[start of RECORDS TO USE]

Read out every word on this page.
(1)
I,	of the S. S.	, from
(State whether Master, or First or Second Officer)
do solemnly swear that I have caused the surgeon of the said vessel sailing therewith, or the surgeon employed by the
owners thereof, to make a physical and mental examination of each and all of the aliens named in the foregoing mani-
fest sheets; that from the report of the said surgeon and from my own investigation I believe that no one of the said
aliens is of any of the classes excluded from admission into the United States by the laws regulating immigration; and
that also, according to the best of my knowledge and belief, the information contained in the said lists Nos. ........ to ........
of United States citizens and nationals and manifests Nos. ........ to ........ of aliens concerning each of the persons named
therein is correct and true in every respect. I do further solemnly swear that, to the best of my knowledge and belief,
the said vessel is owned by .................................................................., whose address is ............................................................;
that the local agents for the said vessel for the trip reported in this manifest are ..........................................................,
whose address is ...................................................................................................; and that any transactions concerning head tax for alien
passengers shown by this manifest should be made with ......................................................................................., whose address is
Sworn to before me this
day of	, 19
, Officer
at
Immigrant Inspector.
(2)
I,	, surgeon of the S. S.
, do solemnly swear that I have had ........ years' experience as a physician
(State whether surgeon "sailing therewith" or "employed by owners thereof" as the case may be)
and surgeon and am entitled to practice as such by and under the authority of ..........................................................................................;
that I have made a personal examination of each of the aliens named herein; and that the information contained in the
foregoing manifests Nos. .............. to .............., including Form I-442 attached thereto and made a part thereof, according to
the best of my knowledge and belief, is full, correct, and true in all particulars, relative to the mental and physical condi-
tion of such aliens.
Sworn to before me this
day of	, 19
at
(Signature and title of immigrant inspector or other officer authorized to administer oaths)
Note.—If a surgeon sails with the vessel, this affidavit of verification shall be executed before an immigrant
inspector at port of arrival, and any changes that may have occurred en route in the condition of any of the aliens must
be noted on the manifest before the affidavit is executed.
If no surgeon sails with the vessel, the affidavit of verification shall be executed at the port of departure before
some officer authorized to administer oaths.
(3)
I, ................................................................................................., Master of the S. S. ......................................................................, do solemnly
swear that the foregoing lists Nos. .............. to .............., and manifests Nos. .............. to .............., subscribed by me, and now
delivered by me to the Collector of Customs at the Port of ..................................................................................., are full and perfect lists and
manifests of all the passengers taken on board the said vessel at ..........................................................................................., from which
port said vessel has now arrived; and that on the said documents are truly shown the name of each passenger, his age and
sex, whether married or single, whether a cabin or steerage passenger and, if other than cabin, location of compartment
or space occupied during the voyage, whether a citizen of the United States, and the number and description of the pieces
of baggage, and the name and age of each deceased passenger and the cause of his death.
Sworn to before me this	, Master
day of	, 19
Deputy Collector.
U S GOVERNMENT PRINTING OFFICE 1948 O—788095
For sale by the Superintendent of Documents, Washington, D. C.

[end of RECORDS TO USE]

▶ **WHAT THE TASK ASKS**: Return every line of the material exactly.

▶ **RESULT FOR THIS TASK**:
Read out every word on this page.
(1)
I,	of the S. S.	, from
(State whether Master, or First or Second Officer)
do solemnly swear that I have caused the surgeon of the said vessel sailing therewith, or the surgeon employed by the
owners thereof, to make a physical and mental examination of each and all of the aliens named in the foregoing mani-
fest sheets; that from the report of the said surgeon and from my own investigation I believe that no one of the said
aliens is of any of the classes excluded from admission into the United States by the laws regulating immigration; and
that also, according to the best of my knowledge and belief, the information contained in the said lists Nos. ........ to ........
of United States citizens and nationals and manifests Nos. ........ to ........ of aliens concerning each of the persons named
therein is correct and true in every respect. I do further solemnly swear that, to the best of my knowledge and belief,
the said vessel is owned by .................................................................., whose address is ............................................................;
that the local agents for the said vessel for the trip reported in this manifest are ..........................................................,
whose address is ...................................................................................................; and that any transactions concerning head tax for alien
passengers shown by this manifest should be made with ......................................................................................., whose address is
Sworn to before me this
day of	, 19
, Officer
at
Immigrant Inspector.
(2)
I,	, surgeon of the S. S.
, do solemnly swear that I have had ........ years' experience as a physician
(State whether surgeon "sailing therewith" or "employed by owners thereof" as the case may be)
and surgeon and am entitled to practice as such by and under the authority of ..........................................................................................;
that I have made a personal examination of each of the aliens named herein; and that the information contained in the
foregoing manifests Nos. .............. to .............., including Form I-442 attached thereto and made a part thereof, according to
the best of my knowledge and belief, is full, correct, and true in all particulars, relative to the mental and physical condi-
tion of such aliens.
Sworn to before me this
day of	, 19
at
(Signature and title of immigrant inspector or other officer authorized to administer oaths)
Note.—If a surgeon sails with the vessel, this affidavit of verification shall be executed before an immigrant
inspector at port of arrival, and any changes that may have occurred en route in the condition of any of the aliens must
be noted on the manifest before the affidavit is executed.
If no surgeon sails with the vessel, the affidavit of verification shall be executed at the port of departure before
some officer authorized to administer oaths.
(3)
I, ................................................................................................., Master of the S. S. ......................................................................, do solemnly
swear that the foregoing lists Nos. .............. to .............., and manifests Nos. .............. to .............., subscribed by me, and now
delivered by me to the Collector of Customs at the Port of ..................................................................................., are full and perfect lists and
manifests of all the passengers taken on board the said vessel at ..........................................................................................., from which
port said vessel has now arrived; and that on the said documents are truly shown the name of each passenger, his age and
sex, whether married or single, whether a cabin or steerage passenger and, if other than cabin, location of compartment
or space occupied during the voyage, whether a citizen of the United States, and the number and description of the pieces
of baggage, and the name and age of each deceased passenger and the cause of his death.
Sworn to before me this	, Master
day of	, 19
Deputy Collector.
U S GOVERNMENT PRINTING OFFICE 1948 O—788095
For sale by the Superintendent of Documents, Washington, D. C.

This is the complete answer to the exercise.